--- Given problem ---
Find and copy lines holding "ответа".

--- Records ---
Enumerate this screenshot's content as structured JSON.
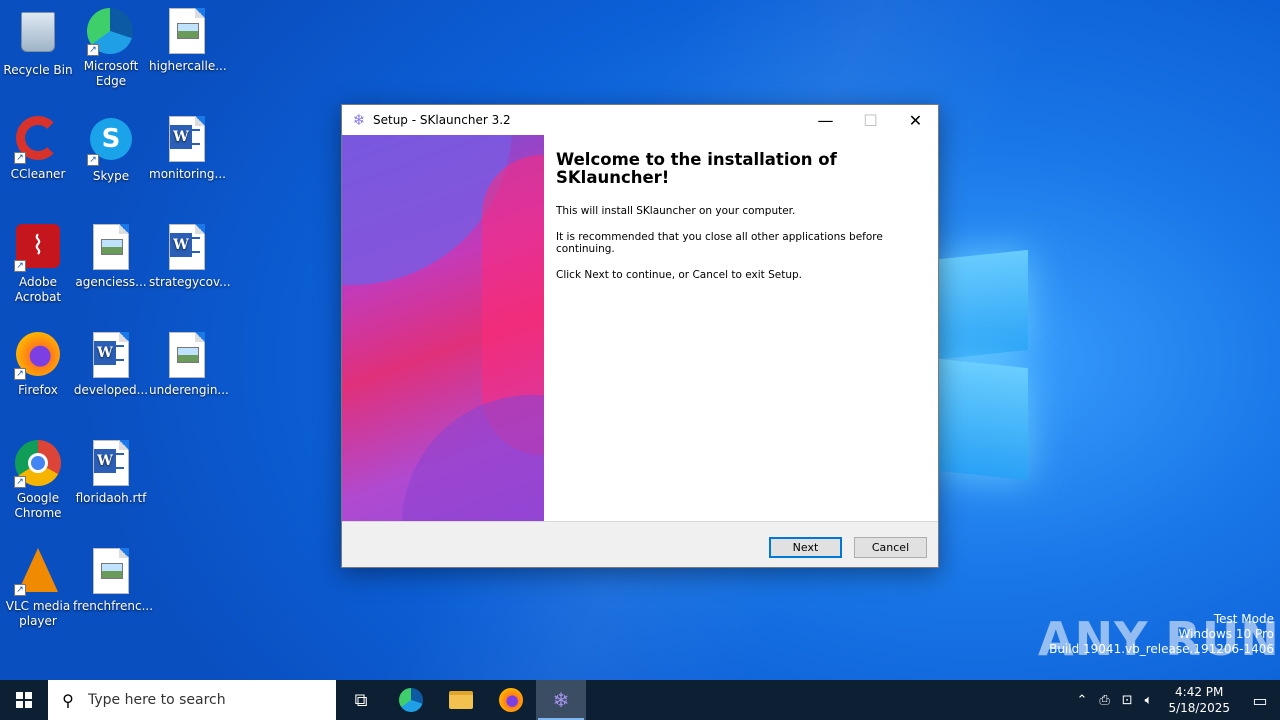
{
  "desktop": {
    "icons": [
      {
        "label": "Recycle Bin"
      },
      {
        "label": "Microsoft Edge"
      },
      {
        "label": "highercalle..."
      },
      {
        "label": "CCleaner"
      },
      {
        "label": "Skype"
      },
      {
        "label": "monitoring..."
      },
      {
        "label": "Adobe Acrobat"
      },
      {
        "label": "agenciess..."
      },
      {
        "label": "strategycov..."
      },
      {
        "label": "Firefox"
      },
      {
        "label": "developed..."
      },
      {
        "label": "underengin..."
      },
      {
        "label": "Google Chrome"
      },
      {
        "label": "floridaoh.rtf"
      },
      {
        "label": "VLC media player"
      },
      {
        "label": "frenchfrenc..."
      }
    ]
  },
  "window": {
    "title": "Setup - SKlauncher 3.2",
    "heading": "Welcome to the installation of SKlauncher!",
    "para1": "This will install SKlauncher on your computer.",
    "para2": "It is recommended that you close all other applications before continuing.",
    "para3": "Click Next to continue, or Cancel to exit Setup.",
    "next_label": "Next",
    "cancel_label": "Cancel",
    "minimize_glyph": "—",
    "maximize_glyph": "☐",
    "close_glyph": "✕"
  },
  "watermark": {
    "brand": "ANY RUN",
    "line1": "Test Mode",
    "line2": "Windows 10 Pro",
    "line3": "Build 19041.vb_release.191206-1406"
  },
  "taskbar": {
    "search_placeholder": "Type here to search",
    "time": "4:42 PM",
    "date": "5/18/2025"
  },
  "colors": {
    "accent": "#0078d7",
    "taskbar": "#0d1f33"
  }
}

--

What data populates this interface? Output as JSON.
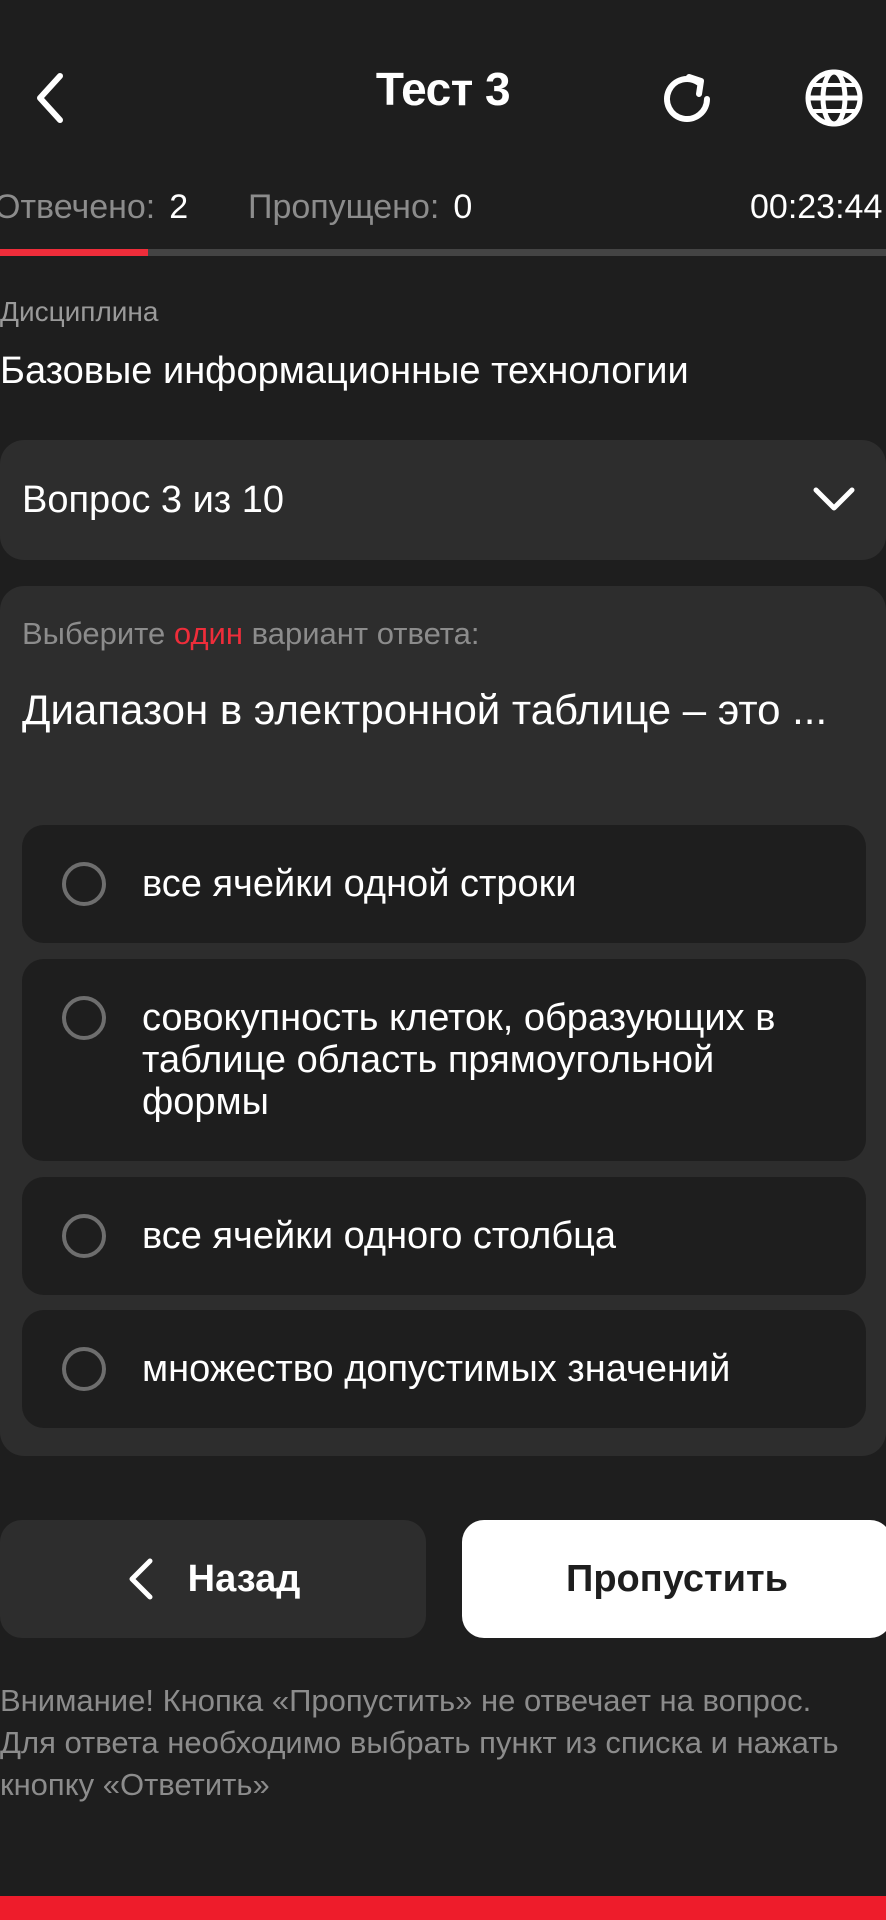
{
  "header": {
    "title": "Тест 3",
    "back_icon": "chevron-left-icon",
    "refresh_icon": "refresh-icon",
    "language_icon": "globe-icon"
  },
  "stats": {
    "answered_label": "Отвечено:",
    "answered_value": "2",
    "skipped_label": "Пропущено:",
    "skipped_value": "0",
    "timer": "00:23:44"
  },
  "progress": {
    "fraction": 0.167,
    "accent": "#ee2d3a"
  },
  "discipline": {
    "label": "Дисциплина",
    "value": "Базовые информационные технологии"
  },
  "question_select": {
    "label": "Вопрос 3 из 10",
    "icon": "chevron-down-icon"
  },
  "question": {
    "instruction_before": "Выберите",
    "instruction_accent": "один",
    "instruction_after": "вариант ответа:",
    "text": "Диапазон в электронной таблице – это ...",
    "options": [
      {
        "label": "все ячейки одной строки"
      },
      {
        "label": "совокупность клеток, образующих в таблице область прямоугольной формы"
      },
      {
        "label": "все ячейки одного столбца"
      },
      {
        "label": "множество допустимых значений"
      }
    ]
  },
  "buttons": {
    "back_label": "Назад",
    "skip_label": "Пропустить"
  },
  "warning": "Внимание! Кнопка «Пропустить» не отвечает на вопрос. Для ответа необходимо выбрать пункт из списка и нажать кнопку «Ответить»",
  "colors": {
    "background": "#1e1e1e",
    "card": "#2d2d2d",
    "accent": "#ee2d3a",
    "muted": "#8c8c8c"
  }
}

...

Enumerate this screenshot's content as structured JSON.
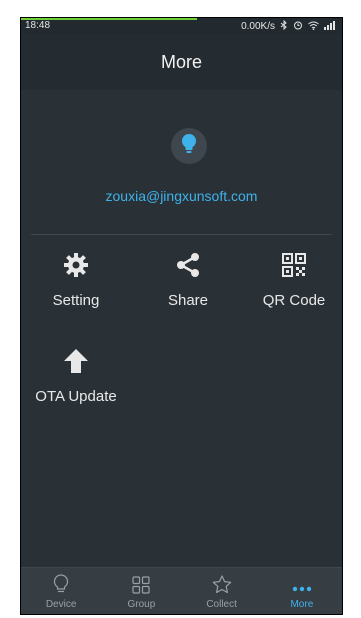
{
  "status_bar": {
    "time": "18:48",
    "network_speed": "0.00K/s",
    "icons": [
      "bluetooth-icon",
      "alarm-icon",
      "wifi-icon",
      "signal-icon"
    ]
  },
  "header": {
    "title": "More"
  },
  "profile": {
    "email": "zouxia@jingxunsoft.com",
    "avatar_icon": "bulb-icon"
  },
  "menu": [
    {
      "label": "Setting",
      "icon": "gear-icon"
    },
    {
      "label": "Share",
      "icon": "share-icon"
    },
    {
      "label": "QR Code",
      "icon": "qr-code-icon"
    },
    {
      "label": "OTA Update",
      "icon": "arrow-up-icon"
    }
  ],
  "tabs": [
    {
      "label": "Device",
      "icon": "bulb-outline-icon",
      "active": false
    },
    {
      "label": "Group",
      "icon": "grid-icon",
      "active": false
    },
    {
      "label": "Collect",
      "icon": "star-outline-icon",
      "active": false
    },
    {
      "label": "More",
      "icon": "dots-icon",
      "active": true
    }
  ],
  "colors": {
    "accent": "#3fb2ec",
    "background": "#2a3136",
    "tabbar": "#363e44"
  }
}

--- Final answer ---
    "instruction_after": "вариант ответа:",
  "warning": "Внимание! Кнопка «Пропустить» не отвечает на вопрос. Для ответа необходимо выбрать пункт из списка и нажать кнопку «Ответить»",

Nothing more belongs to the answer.